:: Supplied information ::

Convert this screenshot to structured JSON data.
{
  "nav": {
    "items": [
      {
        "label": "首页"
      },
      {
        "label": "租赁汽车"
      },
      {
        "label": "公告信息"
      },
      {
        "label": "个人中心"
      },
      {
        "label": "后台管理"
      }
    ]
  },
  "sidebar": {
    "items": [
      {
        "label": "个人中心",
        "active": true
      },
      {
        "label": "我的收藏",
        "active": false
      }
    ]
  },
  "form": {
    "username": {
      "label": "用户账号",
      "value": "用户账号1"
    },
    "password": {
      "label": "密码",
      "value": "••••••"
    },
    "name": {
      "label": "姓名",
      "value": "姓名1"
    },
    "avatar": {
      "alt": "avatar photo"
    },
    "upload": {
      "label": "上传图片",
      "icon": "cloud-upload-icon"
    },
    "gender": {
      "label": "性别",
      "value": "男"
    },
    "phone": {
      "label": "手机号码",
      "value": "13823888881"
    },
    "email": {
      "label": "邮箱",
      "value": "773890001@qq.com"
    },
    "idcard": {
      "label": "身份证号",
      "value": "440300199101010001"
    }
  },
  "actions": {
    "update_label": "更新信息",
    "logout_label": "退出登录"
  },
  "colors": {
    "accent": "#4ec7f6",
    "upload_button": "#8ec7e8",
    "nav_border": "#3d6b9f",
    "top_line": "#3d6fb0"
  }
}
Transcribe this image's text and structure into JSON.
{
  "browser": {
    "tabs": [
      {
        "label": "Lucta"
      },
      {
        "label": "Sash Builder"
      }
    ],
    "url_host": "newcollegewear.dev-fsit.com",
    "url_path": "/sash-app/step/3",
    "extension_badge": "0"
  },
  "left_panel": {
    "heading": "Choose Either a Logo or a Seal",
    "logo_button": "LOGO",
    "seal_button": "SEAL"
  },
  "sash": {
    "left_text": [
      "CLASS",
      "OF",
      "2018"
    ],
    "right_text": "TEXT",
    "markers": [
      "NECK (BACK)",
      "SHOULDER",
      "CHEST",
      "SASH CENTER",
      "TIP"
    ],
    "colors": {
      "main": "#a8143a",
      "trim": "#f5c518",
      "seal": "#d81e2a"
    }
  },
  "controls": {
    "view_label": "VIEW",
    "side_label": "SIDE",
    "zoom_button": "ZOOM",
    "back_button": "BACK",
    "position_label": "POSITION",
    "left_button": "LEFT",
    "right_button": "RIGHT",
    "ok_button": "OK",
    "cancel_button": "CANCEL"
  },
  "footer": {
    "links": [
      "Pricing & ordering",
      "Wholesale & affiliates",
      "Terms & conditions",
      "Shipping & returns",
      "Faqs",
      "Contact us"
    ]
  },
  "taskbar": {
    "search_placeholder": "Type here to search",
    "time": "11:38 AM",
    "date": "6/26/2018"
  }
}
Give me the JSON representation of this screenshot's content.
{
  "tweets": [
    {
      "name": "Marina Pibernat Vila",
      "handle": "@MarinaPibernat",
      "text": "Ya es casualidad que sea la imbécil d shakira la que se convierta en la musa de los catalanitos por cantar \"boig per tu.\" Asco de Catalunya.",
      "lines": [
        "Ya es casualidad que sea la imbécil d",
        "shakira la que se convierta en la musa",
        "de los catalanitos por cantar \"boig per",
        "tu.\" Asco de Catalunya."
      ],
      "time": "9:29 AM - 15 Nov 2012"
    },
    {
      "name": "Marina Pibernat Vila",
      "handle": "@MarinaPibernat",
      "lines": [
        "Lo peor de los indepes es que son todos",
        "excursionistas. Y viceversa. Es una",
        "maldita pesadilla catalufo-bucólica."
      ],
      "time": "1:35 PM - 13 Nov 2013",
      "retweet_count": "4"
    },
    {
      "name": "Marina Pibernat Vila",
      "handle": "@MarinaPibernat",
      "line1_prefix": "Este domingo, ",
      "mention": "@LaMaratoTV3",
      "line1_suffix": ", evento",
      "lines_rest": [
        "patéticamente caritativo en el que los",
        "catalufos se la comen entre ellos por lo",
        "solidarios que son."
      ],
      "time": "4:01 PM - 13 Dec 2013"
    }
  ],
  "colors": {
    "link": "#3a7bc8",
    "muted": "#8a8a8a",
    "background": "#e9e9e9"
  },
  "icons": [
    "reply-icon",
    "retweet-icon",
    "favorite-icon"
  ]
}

:::

Task requirements:
Write out every line of the material again, exactly as it reads.

Written answer:
Convert this screenshot to structured JSON data.
{
  "nav": {
    "items": [
      {
        "label": "首页"
      },
      {
        "label": "租赁汽车"
      },
      {
        "label": "公告信息"
      },
      {
        "label": "个人中心"
      },
      {
        "label": "后台管理"
      }
    ]
  },
  "sidebar": {
    "items": [
      {
        "label": "个人中心",
        "active": true
      },
      {
        "label": "我的收藏",
        "active": false
      }
    ]
  },
  "form": {
    "username": {
      "label": "用户账号",
      "value": "用户账号1"
    },
    "password": {
      "label": "密码",
      "value": "••••••"
    },
    "name": {
      "label": "姓名",
      "value": "姓名1"
    },
    "avatar": {
      "alt": "avatar photo"
    },
    "upload": {
      "label": "上传图片",
      "icon": "cloud-upload-icon"
    },
    "gender": {
      "label": "性别",
      "value": "男"
    },
    "phone": {
      "label": "手机号码",
      "value": "13823888881"
    },
    "email": {
      "label": "邮箱",
      "value": "773890001@qq.com"
    },
    "idcard": {
      "label": "身份证号",
      "value": "440300199101010001"
    }
  },
  "actions": {
    "update_label": "更新信息",
    "logout_label": "退出登录"
  },
  "colors": {
    "accent": "#4ec7f6",
    "upload_button": "#8ec7e8",
    "nav_border": "#3d6b9f",
    "top_line": "#3d6fb0"
  }
}
Transcribe this image's text and structure into JSON.
{
  "browser": {
    "tabs": [
      {
        "label": "Lucta"
      },
      {
        "label": "Sash Builder"
      }
    ],
    "url_host": "newcollegewear.dev-fsit.com",
    "url_path": "/sash-app/step/3",
    "extension_badge": "0"
  },
  "left_panel": {
    "heading": "Choose Either a Logo or a Seal",
    "logo_button": "LOGO",
    "seal_button": "SEAL"
  },
  "sash": {
    "left_text": [
      "CLASS",
      "OF",
      "2018"
    ],
    "right_text": "TEXT",
    "markers": [
      "NECK (BACK)",
      "SHOULDER",
      "CHEST",
      "SASH CENTER",
      "TIP"
    ],
    "colors": {
      "main": "#a8143a",
      "trim": "#f5c518",
      "seal": "#d81e2a"
    }
  },
  "controls": {
    "view_label": "VIEW",
    "side_label": "SIDE",
    "zoom_button": "ZOOM",
    "back_button": "BACK",
    "position_label": "POSITION",
    "left_button": "LEFT",
    "right_button": "RIGHT",
    "ok_button": "OK",
    "cancel_button": "CANCEL"
  },
  "footer": {
    "links": [
      "Pricing & ordering",
      "Wholesale & affiliates",
      "Terms & conditions",
      "Shipping & returns",
      "Faqs",
      "Contact us"
    ]
  },
  "taskbar": {
    "search_placeholder": "Type here to search",
    "time": "11:38 AM",
    "date": "6/26/2018"
  }
}
Give me the JSON representation of this screenshot's content.
{
  "tweets": [
    {
      "name": "Marina Pibernat Vila",
      "handle": "@MarinaPibernat",
      "text": "Ya es casualidad que sea la imbécil d shakira la que se convierta en la musa de los catalanitos por cantar \"boig per tu.\" Asco de Catalunya.",
      "lines": [
        "Ya es casualidad que sea la imbécil d",
        "shakira la que se convierta en la musa",
        "de los catalanitos por cantar \"boig per",
        "tu.\" Asco de Catalunya."
      ],
      "time": "9:29 AM - 15 Nov 2012"
    },
    {
      "name": "Marina Pibernat Vila",
      "handle": "@MarinaPibernat",
      "lines": [
        "Lo peor de los indepes es que son todos",
        "excursionistas. Y viceversa. Es una",
        "maldita pesadilla catalufo-bucólica."
      ],
      "time": "1:35 PM - 13 Nov 2013",
      "retweet_count": "4"
    },
    {
      "name": "Marina Pibernat Vila",
      "handle": "@MarinaPibernat",
      "line1_prefix": "Este domingo, ",
      "mention": "@LaMaratoTV3",
      "line1_suffix": ", evento",
      "lines_rest": [
        "patéticamente caritativo en el que los",
        "catalufos se la comen entre ellos por lo",
        "solidarios que son."
      ],
      "time": "4:01 PM - 13 Dec 2013"
    }
  ],
  "colors": {
    "link": "#3a7bc8",
    "muted": "#8a8a8a",
    "background": "#e9e9e9"
  },
  "icons": [
    "reply-icon",
    "retweet-icon",
    "favorite-icon"
  ]
}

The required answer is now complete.